## Exercise goal
Where does the string "auch" appear in the records? Copy every line that contains it.
■ ■ ■ ■
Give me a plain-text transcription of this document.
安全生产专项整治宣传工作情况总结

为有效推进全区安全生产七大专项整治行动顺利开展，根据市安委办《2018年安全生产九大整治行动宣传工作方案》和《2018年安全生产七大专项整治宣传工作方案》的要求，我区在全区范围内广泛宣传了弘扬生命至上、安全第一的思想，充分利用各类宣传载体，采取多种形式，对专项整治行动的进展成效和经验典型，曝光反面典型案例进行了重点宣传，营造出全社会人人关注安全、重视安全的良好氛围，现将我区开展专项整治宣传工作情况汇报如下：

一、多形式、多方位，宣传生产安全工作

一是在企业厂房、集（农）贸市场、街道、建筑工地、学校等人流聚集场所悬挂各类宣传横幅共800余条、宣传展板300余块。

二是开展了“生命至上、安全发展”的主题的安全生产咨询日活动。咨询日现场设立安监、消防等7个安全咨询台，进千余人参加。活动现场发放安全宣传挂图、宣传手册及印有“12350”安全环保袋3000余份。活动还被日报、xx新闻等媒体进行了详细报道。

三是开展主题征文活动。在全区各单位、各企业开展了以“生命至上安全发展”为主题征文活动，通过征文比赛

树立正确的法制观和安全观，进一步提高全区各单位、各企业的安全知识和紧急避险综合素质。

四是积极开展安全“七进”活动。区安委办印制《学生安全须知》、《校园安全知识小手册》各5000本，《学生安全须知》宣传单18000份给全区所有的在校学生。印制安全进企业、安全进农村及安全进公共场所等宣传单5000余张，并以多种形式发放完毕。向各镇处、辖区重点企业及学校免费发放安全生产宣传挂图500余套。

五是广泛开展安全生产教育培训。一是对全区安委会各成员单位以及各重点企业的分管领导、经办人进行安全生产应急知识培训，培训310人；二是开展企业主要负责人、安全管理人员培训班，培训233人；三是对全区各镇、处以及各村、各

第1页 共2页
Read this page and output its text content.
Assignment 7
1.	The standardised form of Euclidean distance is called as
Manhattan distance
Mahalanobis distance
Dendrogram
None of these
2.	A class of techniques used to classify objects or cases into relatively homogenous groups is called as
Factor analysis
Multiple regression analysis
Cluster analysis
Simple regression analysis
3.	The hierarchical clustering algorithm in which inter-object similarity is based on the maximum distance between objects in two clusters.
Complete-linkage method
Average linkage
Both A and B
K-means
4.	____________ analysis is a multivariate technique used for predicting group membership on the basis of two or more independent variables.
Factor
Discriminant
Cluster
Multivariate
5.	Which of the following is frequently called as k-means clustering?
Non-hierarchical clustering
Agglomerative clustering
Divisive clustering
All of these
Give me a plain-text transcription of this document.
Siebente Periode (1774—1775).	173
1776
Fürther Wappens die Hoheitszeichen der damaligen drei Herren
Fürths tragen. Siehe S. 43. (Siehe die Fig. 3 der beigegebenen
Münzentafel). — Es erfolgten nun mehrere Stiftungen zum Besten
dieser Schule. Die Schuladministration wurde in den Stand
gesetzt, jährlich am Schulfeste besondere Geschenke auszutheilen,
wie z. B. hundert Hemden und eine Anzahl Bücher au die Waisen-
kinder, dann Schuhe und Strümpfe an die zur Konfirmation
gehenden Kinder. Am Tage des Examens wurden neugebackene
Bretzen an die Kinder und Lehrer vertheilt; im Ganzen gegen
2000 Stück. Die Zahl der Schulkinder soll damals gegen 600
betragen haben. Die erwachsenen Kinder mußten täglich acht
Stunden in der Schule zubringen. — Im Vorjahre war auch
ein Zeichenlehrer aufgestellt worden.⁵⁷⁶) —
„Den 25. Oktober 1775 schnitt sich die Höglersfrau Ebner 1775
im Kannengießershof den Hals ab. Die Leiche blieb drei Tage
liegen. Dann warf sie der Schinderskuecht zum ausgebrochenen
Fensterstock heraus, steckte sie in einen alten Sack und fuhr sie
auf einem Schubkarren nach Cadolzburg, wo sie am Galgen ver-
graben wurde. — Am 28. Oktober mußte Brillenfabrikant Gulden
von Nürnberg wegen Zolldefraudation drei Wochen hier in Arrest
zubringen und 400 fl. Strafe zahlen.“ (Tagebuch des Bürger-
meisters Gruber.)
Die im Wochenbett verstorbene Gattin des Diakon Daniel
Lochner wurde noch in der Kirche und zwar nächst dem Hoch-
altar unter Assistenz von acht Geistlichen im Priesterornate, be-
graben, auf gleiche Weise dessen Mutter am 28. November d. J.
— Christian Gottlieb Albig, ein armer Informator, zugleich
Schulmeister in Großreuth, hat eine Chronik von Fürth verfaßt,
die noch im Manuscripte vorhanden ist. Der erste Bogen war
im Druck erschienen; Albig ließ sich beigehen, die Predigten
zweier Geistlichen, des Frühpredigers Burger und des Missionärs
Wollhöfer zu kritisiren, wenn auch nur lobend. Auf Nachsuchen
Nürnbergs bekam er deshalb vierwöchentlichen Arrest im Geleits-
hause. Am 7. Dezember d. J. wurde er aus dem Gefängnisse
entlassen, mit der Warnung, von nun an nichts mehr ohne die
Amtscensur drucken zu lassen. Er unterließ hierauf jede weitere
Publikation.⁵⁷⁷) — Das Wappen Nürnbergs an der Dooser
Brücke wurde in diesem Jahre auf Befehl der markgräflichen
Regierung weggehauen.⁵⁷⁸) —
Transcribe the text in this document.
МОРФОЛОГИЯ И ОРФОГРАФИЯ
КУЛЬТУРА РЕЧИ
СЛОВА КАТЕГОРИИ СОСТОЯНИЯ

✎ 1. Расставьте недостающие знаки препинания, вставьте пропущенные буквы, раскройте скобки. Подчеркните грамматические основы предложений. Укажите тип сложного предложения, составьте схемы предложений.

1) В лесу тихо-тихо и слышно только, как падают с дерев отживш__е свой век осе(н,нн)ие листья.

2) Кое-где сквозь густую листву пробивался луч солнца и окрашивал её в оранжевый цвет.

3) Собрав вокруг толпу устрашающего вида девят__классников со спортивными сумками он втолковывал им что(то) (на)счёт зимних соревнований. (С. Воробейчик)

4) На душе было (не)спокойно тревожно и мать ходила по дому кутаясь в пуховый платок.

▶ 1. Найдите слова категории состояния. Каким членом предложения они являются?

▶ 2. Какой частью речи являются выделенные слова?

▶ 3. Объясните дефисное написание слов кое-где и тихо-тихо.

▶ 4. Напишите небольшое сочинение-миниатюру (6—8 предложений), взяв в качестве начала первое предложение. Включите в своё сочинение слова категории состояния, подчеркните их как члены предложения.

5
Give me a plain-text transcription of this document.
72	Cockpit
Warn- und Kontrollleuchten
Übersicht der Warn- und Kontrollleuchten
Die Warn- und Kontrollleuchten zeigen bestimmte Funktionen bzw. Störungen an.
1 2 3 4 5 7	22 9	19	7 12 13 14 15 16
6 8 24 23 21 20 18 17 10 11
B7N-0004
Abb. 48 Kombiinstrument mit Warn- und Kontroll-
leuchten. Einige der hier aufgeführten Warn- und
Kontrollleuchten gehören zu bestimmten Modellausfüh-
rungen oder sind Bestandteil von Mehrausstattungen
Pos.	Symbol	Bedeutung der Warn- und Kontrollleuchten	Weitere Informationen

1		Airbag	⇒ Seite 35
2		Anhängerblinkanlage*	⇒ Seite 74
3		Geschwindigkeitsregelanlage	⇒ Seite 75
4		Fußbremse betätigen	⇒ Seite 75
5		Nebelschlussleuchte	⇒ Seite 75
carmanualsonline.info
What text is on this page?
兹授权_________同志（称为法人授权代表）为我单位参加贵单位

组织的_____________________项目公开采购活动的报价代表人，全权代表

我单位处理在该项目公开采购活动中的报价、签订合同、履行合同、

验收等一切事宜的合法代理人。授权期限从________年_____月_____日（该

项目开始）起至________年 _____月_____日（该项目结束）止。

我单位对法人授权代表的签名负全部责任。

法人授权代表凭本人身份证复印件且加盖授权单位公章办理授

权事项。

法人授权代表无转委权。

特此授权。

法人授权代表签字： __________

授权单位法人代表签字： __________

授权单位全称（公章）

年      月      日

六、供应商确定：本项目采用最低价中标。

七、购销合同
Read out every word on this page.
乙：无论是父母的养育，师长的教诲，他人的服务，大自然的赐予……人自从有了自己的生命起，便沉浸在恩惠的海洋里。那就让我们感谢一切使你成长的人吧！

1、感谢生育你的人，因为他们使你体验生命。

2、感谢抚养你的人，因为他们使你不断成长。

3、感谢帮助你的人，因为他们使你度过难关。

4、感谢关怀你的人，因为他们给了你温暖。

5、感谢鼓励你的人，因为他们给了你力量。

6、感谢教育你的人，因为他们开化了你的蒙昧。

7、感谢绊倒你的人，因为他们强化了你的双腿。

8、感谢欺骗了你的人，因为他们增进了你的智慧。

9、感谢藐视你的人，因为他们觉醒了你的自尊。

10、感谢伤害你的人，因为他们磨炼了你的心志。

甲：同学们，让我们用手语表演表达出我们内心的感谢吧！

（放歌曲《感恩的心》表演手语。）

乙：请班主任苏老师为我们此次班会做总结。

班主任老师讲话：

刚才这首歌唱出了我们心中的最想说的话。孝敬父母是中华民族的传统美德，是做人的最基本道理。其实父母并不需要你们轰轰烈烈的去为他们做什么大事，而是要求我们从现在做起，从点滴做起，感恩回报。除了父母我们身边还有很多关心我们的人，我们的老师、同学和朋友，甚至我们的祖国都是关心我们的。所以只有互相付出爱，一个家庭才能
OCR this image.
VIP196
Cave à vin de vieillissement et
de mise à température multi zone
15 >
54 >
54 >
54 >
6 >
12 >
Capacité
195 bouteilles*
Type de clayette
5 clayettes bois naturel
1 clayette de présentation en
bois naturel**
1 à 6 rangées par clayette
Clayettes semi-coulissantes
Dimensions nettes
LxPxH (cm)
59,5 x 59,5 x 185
■ ■ ■ ■
## Correct result
Stunden in der Schule zubringen. — Im Vorjahre war auch
Wollhöfer zu kritisiren, wenn auch nur lobend. Auf Nachsuchen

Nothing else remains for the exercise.